# PROBLEM TO WORK ON:
In the lines below, how many hold the word "both"? Answer only with the number.

# START OF EXERCISE INPUT

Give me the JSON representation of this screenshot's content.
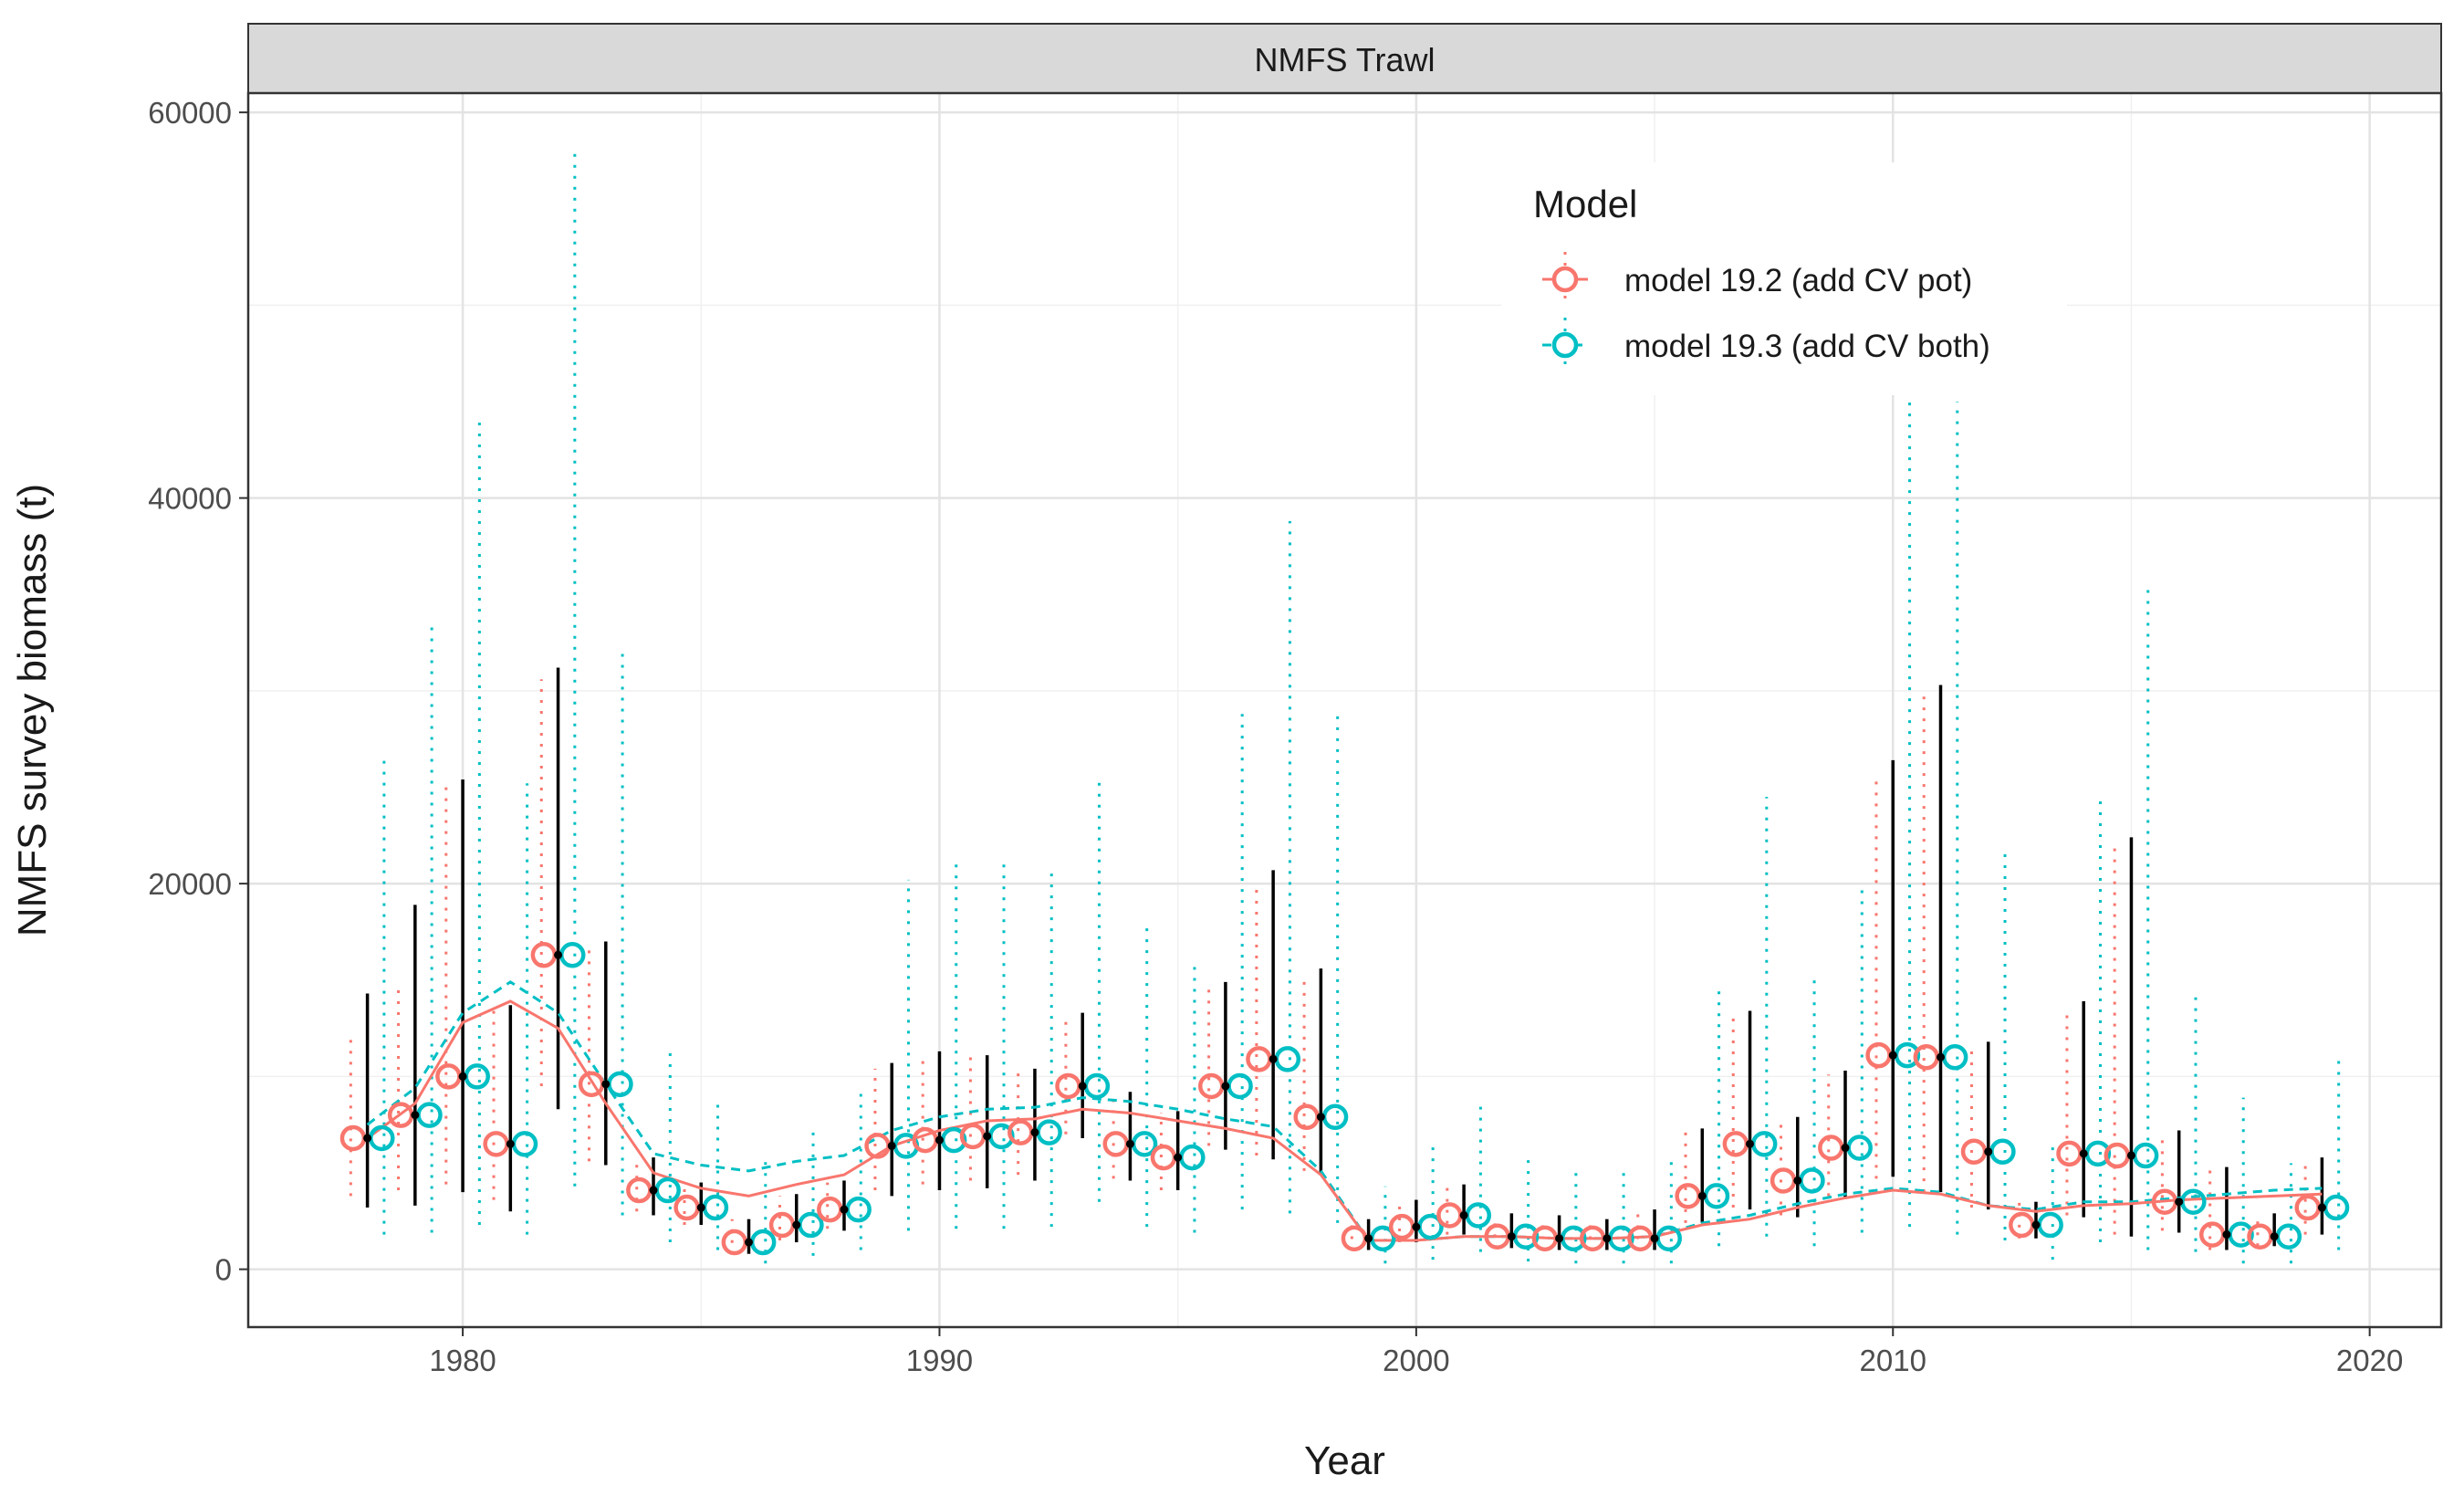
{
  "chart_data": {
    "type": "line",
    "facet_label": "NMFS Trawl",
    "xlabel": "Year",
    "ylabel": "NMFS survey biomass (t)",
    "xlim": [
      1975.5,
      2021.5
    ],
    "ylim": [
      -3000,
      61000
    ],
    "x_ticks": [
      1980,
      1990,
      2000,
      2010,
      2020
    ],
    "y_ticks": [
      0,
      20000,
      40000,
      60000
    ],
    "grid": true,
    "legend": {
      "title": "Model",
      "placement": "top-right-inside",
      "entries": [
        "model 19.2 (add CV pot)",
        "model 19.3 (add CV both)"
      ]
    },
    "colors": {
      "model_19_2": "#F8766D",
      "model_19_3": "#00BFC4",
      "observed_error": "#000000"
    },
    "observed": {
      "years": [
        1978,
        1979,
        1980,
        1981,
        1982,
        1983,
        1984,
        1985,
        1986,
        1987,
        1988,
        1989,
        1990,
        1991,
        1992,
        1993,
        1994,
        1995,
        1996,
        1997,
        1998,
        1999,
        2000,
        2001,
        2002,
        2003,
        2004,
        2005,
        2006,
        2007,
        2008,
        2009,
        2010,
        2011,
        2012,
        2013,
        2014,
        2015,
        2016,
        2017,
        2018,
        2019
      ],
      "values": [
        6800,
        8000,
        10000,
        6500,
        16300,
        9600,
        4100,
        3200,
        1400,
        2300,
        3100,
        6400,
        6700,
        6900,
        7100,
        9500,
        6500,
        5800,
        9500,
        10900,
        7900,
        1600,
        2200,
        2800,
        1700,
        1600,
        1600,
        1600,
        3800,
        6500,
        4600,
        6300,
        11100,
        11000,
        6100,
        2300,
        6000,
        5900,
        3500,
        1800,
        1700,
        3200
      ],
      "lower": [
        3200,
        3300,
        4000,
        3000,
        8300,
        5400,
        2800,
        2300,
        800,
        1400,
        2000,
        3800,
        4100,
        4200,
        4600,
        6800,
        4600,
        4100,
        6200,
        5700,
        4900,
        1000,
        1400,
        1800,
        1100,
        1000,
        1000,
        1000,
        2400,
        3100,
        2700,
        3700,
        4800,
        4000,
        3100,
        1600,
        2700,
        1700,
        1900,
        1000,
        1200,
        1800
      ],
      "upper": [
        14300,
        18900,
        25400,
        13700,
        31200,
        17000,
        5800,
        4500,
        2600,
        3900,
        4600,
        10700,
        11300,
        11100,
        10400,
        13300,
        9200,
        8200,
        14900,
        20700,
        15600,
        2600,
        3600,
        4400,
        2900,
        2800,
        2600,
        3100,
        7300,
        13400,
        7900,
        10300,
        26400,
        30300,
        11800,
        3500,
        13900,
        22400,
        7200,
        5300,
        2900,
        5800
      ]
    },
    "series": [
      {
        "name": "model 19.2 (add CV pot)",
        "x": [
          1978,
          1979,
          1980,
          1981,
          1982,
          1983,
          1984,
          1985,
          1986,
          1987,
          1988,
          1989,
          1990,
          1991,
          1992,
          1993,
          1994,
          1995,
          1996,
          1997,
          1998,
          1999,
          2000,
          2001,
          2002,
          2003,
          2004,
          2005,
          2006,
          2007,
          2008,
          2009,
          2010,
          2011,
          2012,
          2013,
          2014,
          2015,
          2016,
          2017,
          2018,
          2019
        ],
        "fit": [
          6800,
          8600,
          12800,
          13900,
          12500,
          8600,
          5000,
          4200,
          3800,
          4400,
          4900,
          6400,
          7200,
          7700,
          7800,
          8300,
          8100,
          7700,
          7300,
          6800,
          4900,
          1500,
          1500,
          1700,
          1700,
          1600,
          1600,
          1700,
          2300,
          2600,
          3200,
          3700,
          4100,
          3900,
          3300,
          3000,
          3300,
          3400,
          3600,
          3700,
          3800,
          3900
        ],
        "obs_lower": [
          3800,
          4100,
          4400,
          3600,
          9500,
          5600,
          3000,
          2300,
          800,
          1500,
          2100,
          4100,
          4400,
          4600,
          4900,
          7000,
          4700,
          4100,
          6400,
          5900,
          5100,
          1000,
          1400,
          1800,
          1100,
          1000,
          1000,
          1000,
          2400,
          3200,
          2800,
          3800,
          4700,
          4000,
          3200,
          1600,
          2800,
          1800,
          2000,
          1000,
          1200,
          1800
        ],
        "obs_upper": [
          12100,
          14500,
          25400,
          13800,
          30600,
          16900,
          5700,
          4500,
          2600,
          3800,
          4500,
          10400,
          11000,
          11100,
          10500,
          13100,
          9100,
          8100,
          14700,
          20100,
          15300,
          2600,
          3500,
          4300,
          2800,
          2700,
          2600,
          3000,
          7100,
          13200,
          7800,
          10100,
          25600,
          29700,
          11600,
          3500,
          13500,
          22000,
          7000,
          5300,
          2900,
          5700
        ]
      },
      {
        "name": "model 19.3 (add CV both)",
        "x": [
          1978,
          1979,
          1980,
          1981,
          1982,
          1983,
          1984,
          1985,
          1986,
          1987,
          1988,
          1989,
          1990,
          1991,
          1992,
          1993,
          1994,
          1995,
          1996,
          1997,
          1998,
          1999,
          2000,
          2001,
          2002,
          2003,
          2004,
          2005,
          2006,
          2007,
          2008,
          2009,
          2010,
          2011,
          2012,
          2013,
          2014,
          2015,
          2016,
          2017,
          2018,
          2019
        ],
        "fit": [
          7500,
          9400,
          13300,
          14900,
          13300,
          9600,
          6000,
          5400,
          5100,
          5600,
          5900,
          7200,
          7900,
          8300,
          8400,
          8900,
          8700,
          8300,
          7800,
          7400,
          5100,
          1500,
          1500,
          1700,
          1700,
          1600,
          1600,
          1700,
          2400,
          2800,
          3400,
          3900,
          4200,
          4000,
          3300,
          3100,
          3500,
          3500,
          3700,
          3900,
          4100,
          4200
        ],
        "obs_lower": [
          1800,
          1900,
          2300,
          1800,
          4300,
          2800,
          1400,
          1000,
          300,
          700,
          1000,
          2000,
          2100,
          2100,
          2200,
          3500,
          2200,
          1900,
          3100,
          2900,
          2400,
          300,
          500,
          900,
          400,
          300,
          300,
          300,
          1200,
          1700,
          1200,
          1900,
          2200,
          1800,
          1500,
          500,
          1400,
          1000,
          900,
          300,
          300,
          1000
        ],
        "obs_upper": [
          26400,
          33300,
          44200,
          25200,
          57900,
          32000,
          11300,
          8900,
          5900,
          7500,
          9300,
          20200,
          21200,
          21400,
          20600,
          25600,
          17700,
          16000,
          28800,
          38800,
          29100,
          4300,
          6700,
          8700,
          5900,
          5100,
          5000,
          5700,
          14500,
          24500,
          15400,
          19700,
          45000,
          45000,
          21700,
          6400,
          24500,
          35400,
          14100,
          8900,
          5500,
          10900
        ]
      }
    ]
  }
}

# END OF EXERCISE INPUT

# TASK SOLUTION:
2